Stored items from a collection
○ ○ ○
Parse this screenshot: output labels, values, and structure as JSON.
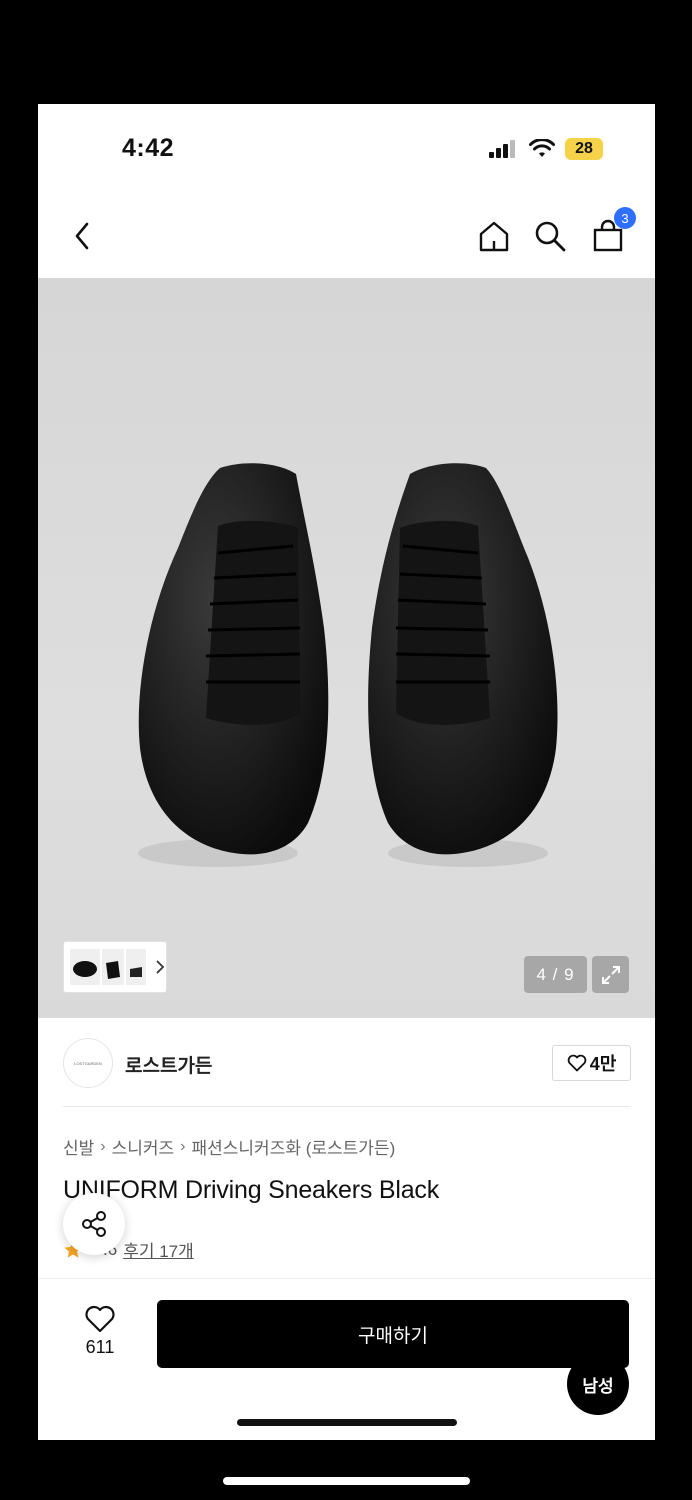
{
  "status_bar": {
    "time": "4:42",
    "battery": "28"
  },
  "nav": {
    "cart_count": "3"
  },
  "gallery": {
    "page_indicator": "4 / 9"
  },
  "brand": {
    "logo_text": "LOSTGARDEN",
    "name": "로스트가든",
    "likes": "4만"
  },
  "breadcrumb": [
    "신발",
    "스니커즈",
    "패션스니커즈화 (로스트가든)"
  ],
  "product": {
    "title": "UNIFORM Driving Sneakers Black",
    "rating": ".6",
    "review_link": "후기 17개"
  },
  "bottom_bar": {
    "wish_count": "611",
    "buy_label": "구매하기",
    "gender_chip": "남성"
  },
  "colors": {
    "accent_badge": "#2f6fff",
    "star": "#f5a623"
  }
}
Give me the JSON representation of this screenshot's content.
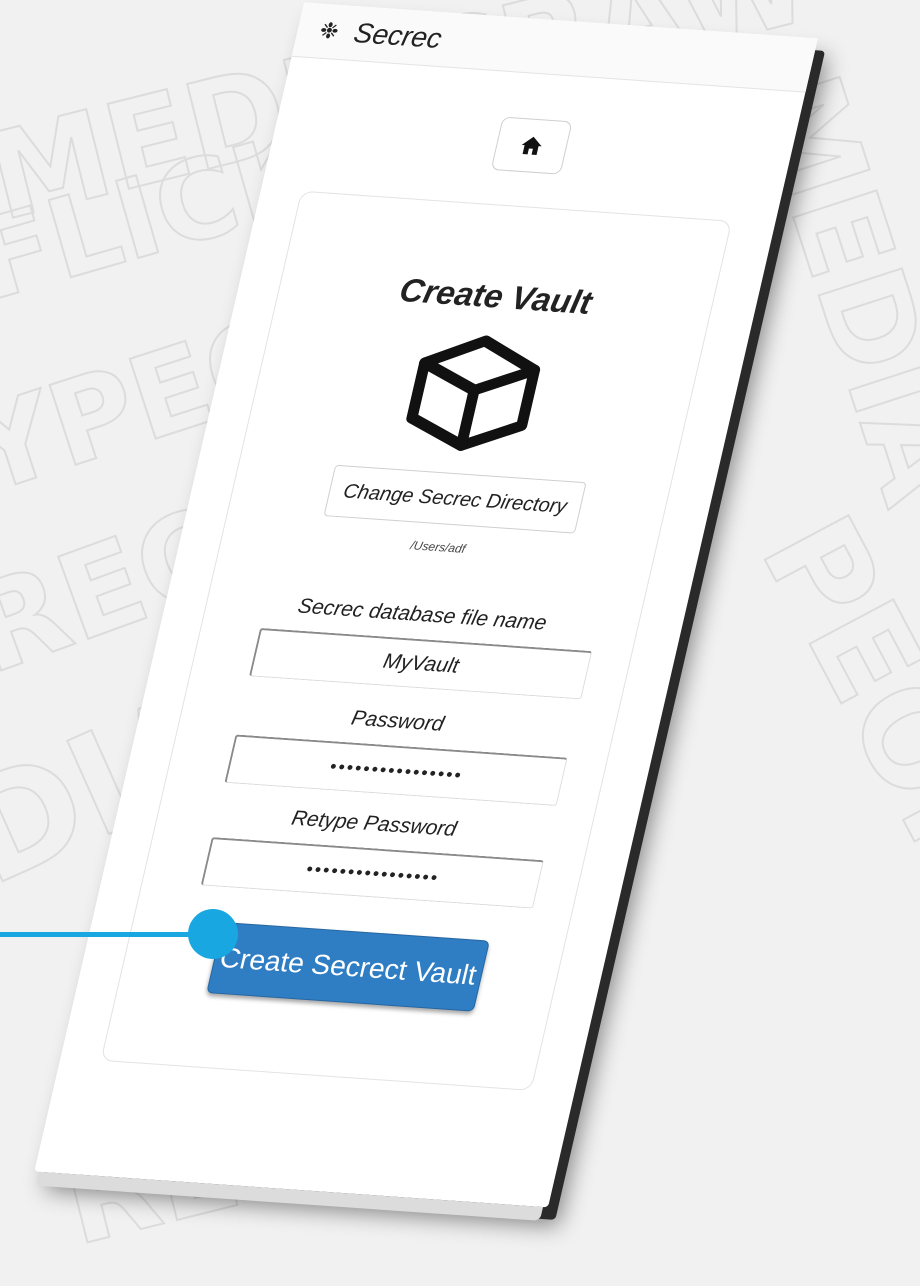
{
  "app": {
    "title": "Secrec",
    "logo_icon": "tree-logo-icon"
  },
  "nav": {
    "home_icon": "home-icon"
  },
  "card": {
    "title": "Create Vault",
    "icon": "cube-icon",
    "change_dir_label": "Change Secrec Directory",
    "dir_path": "/Users/adf"
  },
  "form": {
    "filename_label": "Secrec database file name",
    "filename_value": "MyVault",
    "password_label": "Password",
    "password_value": "••••••••••••••••",
    "retype_label": "Retype Password",
    "retype_value": "••••••••••••••••",
    "submit_label": "Create Secrect Vault"
  },
  "colors": {
    "primary_button": "#2f7ec4",
    "callout": "#19a7e2"
  }
}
○ ○ ○
What is required
Your answer should be a single number: the count of lines that contain "title".

The completed task
3